◆ **Task inputs**
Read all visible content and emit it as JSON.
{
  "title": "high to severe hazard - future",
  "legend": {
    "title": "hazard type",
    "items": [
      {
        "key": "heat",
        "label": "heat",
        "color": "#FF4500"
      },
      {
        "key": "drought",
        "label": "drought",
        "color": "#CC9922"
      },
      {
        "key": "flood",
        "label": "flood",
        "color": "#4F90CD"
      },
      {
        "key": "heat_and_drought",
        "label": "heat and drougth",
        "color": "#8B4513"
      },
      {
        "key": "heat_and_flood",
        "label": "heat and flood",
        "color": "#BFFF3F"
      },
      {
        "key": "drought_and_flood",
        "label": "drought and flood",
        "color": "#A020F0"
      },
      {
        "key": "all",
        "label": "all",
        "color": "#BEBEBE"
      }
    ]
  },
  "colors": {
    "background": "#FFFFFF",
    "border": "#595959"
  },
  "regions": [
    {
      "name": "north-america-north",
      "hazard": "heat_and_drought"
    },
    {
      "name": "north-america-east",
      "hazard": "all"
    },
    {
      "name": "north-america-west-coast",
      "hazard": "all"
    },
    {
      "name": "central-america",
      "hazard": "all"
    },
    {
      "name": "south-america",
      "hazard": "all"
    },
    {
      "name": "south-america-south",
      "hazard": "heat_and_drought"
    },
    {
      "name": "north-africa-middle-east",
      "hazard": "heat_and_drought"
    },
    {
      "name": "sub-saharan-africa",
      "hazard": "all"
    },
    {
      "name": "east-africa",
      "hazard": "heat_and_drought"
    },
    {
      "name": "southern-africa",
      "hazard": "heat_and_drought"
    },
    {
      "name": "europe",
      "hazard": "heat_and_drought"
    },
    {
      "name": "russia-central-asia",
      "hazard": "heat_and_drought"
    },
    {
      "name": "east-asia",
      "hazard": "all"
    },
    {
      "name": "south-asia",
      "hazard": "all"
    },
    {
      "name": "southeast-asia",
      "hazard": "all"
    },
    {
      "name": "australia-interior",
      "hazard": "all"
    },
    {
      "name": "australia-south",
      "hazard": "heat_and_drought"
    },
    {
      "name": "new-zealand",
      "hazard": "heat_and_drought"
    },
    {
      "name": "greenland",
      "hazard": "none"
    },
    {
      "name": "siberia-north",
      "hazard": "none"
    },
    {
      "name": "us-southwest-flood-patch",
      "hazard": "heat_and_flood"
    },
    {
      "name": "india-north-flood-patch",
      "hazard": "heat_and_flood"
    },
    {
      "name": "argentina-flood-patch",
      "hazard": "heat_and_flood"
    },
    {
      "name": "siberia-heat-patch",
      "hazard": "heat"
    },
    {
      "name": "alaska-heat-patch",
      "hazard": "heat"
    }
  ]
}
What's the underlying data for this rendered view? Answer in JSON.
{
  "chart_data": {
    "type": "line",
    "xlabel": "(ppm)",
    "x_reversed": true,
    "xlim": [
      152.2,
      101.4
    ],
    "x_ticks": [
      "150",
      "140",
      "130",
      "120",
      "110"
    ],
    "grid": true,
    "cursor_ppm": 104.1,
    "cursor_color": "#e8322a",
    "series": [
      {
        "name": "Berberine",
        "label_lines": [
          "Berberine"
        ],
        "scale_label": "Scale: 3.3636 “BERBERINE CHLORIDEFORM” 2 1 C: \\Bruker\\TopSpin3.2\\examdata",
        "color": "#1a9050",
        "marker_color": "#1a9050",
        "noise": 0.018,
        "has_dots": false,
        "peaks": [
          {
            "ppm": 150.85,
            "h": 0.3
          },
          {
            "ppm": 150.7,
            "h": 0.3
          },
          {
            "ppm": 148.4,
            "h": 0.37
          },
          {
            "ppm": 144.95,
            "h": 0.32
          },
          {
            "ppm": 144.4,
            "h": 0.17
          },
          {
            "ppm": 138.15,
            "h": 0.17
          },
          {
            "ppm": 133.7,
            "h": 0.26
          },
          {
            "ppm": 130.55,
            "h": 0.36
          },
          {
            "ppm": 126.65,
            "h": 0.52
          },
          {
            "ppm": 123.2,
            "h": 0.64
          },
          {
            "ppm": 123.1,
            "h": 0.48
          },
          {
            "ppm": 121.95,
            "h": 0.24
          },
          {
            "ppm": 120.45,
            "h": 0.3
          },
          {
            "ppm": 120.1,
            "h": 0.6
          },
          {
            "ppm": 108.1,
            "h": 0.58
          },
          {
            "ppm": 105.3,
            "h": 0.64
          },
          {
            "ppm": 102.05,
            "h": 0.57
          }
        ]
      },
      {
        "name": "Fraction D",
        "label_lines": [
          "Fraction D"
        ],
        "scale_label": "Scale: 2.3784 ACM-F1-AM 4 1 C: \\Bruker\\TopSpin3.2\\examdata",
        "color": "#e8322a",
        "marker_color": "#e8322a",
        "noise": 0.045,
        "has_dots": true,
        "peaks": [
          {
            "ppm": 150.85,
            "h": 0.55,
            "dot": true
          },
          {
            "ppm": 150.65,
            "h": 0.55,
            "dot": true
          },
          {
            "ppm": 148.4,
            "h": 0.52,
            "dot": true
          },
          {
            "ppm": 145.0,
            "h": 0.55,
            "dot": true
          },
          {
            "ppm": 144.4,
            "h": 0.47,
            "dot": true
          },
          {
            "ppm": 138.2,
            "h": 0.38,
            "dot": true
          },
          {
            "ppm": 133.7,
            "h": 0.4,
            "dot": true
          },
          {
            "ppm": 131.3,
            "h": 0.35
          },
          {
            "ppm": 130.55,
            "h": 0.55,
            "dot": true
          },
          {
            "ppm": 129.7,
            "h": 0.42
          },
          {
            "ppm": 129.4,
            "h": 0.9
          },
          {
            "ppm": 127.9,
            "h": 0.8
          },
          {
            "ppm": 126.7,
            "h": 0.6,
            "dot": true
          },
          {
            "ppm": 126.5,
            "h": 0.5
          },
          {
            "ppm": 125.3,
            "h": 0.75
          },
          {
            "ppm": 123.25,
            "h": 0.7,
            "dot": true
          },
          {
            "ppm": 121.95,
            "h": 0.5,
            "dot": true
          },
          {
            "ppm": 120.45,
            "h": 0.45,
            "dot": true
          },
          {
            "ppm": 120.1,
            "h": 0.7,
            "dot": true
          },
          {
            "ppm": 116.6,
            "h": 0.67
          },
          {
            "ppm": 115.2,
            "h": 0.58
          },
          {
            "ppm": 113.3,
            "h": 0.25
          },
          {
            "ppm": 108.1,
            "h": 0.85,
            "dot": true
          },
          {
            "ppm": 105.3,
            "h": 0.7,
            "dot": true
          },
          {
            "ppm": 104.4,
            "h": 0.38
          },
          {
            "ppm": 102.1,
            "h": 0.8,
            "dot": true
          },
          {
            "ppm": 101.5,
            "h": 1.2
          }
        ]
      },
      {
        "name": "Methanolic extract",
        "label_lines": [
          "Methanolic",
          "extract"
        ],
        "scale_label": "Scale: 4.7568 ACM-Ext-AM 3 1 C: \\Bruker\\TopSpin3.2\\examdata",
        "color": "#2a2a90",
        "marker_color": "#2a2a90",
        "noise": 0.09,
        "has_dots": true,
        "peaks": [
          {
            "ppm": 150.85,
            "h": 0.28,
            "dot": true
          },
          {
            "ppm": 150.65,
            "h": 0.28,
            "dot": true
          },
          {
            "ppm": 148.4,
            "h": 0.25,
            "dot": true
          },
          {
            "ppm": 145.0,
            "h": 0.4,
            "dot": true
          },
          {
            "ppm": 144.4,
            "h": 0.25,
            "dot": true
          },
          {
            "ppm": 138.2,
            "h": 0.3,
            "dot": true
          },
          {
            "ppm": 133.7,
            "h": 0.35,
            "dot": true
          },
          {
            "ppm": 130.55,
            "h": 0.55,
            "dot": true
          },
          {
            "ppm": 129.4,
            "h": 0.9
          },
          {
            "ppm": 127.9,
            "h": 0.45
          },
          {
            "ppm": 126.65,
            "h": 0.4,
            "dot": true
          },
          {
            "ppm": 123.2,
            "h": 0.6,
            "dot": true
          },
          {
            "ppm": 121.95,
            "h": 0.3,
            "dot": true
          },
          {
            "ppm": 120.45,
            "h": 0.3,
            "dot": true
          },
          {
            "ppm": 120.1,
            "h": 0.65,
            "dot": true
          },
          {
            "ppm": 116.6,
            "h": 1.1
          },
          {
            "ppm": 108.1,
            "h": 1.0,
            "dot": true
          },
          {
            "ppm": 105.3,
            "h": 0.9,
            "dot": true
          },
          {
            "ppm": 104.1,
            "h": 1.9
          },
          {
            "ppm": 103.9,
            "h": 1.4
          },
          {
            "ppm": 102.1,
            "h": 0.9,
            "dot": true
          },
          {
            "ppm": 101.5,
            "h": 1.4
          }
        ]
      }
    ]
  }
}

◆ **Stated task**
Locate each line with the word "central" and copy it.

◆ **Exercise output**
      "name": "central-america",
      "name": "russia-central-asia",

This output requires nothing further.